- [DATA FOR THE TASK]:
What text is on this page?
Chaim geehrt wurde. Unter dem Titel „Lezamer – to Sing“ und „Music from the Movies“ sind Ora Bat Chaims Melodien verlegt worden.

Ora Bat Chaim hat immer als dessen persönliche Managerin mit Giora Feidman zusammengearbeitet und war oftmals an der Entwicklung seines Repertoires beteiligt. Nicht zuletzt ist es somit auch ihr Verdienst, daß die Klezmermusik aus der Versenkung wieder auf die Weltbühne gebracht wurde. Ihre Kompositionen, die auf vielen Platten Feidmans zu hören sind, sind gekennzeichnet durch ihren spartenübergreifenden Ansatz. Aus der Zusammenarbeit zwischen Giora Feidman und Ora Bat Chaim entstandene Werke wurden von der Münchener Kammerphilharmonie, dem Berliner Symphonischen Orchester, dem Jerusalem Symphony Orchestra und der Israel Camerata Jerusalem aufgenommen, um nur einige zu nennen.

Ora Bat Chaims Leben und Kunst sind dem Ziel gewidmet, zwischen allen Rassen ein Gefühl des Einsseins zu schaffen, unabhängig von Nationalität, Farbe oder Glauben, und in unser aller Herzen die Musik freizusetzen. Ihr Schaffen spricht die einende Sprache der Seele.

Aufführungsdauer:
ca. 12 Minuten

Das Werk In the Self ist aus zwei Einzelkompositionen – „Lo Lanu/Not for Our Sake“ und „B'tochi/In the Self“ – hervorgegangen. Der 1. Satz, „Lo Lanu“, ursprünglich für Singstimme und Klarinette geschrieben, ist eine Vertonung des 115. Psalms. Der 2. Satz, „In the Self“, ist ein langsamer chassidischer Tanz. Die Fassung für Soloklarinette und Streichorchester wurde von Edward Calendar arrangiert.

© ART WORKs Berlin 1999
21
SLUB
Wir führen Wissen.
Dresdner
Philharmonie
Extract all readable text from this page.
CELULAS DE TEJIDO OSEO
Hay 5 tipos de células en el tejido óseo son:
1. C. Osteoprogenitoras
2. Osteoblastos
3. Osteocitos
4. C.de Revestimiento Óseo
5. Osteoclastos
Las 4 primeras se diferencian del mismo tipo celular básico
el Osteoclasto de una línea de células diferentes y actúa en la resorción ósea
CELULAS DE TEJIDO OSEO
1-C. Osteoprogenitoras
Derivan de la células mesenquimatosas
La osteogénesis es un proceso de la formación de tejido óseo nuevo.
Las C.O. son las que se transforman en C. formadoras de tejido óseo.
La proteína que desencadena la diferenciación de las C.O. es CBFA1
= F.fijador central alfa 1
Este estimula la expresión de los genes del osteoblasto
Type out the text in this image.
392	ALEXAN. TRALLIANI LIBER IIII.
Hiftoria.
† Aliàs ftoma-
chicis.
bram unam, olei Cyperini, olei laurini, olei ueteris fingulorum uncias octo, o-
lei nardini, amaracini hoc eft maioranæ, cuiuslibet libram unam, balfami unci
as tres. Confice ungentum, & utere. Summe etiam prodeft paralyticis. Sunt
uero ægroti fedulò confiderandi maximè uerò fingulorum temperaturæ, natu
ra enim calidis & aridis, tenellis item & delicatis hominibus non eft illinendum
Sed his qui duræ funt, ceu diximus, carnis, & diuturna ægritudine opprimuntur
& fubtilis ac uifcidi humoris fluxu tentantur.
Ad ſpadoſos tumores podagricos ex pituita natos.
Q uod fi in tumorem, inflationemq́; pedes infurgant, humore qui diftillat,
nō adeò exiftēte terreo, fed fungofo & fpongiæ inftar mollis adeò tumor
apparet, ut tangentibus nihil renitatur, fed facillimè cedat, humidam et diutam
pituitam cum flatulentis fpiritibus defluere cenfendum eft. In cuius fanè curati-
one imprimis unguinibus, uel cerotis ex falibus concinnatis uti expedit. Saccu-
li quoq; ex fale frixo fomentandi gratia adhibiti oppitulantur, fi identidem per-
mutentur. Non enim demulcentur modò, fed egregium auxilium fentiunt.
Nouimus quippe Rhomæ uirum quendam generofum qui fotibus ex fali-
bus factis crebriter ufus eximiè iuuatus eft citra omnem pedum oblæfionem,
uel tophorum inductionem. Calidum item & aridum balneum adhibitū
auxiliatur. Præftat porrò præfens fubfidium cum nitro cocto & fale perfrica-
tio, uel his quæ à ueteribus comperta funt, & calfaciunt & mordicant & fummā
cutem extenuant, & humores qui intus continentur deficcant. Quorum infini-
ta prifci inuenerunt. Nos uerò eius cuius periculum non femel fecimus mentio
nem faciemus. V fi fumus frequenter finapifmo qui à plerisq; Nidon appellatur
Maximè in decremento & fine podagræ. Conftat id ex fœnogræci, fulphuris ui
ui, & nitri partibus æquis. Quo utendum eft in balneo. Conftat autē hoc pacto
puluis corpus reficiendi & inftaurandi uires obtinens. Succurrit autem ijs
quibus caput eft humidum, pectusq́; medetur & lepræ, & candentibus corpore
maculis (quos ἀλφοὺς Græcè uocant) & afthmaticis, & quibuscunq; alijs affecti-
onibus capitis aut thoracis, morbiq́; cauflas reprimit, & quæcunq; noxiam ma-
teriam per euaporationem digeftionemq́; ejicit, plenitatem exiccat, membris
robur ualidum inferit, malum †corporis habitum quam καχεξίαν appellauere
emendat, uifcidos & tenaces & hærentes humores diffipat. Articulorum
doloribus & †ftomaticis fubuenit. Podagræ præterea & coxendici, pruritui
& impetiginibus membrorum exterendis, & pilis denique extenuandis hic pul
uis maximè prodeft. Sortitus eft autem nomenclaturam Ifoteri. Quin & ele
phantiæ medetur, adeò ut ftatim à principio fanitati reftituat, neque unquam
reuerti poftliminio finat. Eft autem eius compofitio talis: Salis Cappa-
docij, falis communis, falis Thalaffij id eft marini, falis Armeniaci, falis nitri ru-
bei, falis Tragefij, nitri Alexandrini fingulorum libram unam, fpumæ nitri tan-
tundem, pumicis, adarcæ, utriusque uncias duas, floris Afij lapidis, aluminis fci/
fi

- [PROBLEM TO WORK ON]:
Could you reproduce all of the entries exactly as they appear?

- [ANSWER BOX]:
What text is on this page?
Chaim geehrt wurde. Unter dem Titel „Lezamer – to Sing“ und „Music from the Movies“ sind Ora Bat Chaims Melodien verlegt worden.

Ora Bat Chaim hat immer als dessen persönliche Managerin mit Giora Feidman zusammengearbeitet und war oftmals an der Entwicklung seines Repertoires beteiligt. Nicht zuletzt ist es somit auch ihr Verdienst, daß die Klezmermusik aus der Versenkung wieder auf die Weltbühne gebracht wurde. Ihre Kompositionen, die auf vielen Platten Feidmans zu hören sind, sind gekennzeichnet durch ihren spartenübergreifenden Ansatz. Aus der Zusammenarbeit zwischen Giora Feidman und Ora Bat Chaim entstandene Werke wurden von der Münchener Kammerphilharmonie, dem Berliner Symphonischen Orchester, dem Jerusalem Symphony Orchestra und der Israel Camerata Jerusalem aufgenommen, um nur einige zu nennen.

Ora Bat Chaims Leben und Kunst sind dem Ziel gewidmet, zwischen allen Rassen ein Gefühl des Einsseins zu schaffen, unabhängig von Nationalität, Farbe oder Glauben, und in unser aller Herzen die Musik freizusetzen. Ihr Schaffen spricht die einende Sprache der Seele.

Aufführungsdauer:
ca. 12 Minuten

Das Werk In the Self ist aus zwei Einzelkompositionen – „Lo Lanu/Not for Our Sake“ und „B'tochi/In the Self“ – hervorgegangen. Der 1. Satz, „Lo Lanu“, ursprünglich für Singstimme und Klarinette geschrieben, ist eine Vertonung des 115. Psalms. Der 2. Satz, „In the Self“, ist ein langsamer chassidischer Tanz. Die Fassung für Soloklarinette und Streichorchester wurde von Edward Calendar arrangiert.

© ART WORKs Berlin 1999
21
SLUB
Wir führen Wissen.
Dresdner
Philharmonie
Extract all readable text from this page.
CELULAS DE TEJIDO OSEO
Hay 5 tipos de células en el tejido óseo son:
1. C. Osteoprogenitoras
2. Osteoblastos
3. Osteocitos
4. C.de Revestimiento Óseo
5. Osteoclastos
Las 4 primeras se diferencian del mismo tipo celular básico
el Osteoclasto de una línea de células diferentes y actúa en la resorción ósea
CELULAS DE TEJIDO OSEO
1-C. Osteoprogenitoras
Derivan de la células mesenquimatosas
La osteogénesis es un proceso de la formación de tejido óseo nuevo.
Las C.O. son las que se transforman en C. formadoras de tejido óseo.
La proteína que desencadena la diferenciación de las C.O. es CBFA1
= F.fijador central alfa 1
Este estimula la expresión de los genes del osteoblasto
Type out the text in this image.
392	ALEXAN. TRALLIANI LIBER IIII.
Hiftoria.
† Aliàs ftoma-
chicis.
bram unam, olei Cyperini, olei laurini, olei ueteris fingulorum uncias octo, o-
lei nardini, amaracini hoc eft maioranæ, cuiuslibet libram unam, balfami unci
as tres. Confice ungentum, & utere. Summe etiam prodeft paralyticis. Sunt
uero ægroti fedulò confiderandi maximè uerò fingulorum temperaturæ, natu
ra enim calidis & aridis, tenellis item & delicatis hominibus non eft illinendum
Sed his qui duræ funt, ceu diximus, carnis, & diuturna ægritudine opprimuntur
& fubtilis ac uifcidi humoris fluxu tentantur.
Ad ſpadoſos tumores podagricos ex pituita natos.
Q uod fi in tumorem, inflationemq́; pedes infurgant, humore qui diftillat,
nō adeò exiftēte terreo, fed fungofo & fpongiæ inftar mollis adeò tumor
apparet, ut tangentibus nihil renitatur, fed facillimè cedat, humidam et diutam
pituitam cum flatulentis fpiritibus defluere cenfendum eft. In cuius fanè curati-
one imprimis unguinibus, uel cerotis ex falibus concinnatis uti expedit. Saccu-
li quoq; ex fale frixo fomentandi gratia adhibiti oppitulantur, fi identidem per-
mutentur. Non enim demulcentur modò, fed egregium auxilium fentiunt.
Nouimus quippe Rhomæ uirum quendam generofum qui fotibus ex fali-
bus factis crebriter ufus eximiè iuuatus eft citra omnem pedum oblæfionem,
uel tophorum inductionem. Calidum item & aridum balneum adhibitū
auxiliatur. Præftat porrò præfens fubfidium cum nitro cocto & fale perfrica-
tio, uel his quæ à ueteribus comperta funt, & calfaciunt & mordicant & fummā
cutem extenuant, & humores qui intus continentur deficcant. Quorum infini-
ta prifci inuenerunt. Nos uerò eius cuius periculum non femel fecimus mentio
nem faciemus. V fi fumus frequenter finapifmo qui à plerisq; Nidon appellatur
Maximè in decremento & fine podagræ. Conftat id ex fœnogræci, fulphuris ui
ui, & nitri partibus æquis. Quo utendum eft in balneo. Conftat autē hoc pacto
puluis corpus reficiendi & inftaurandi uires obtinens. Succurrit autem ijs
quibus caput eft humidum, pectusq́; medetur & lepræ, & candentibus corpore
maculis (quos ἀλφοὺς Græcè uocant) & afthmaticis, & quibuscunq; alijs affecti-
onibus capitis aut thoracis, morbiq́; cauflas reprimit, & quæcunq; noxiam ma-
teriam per euaporationem digeftionemq́; ejicit, plenitatem exiccat, membris
robur ualidum inferit, malum †corporis habitum quam καχεξίαν appellauere
emendat, uifcidos & tenaces & hærentes humores diffipat. Articulorum
doloribus & †ftomaticis fubuenit. Podagræ præterea & coxendici, pruritui
& impetiginibus membrorum exterendis, & pilis denique extenuandis hic pul
uis maximè prodeft. Sortitus eft autem nomenclaturam Ifoteri. Quin & ele
phantiæ medetur, adeò ut ftatim à principio fanitati reftituat, neque unquam
reuerti poftliminio finat. Eft autem eius compofitio talis: Salis Cappa-
docij, falis communis, falis Thalaffij id eft marini, falis Armeniaci, falis nitri ru-
bei, falis Tragefij, nitri Alexandrini fingulorum libram unam, fpumæ nitri tan-
tundem, pumicis, adarcæ, utriusque uncias duas, floris Afij lapidis, aluminis fci/
fi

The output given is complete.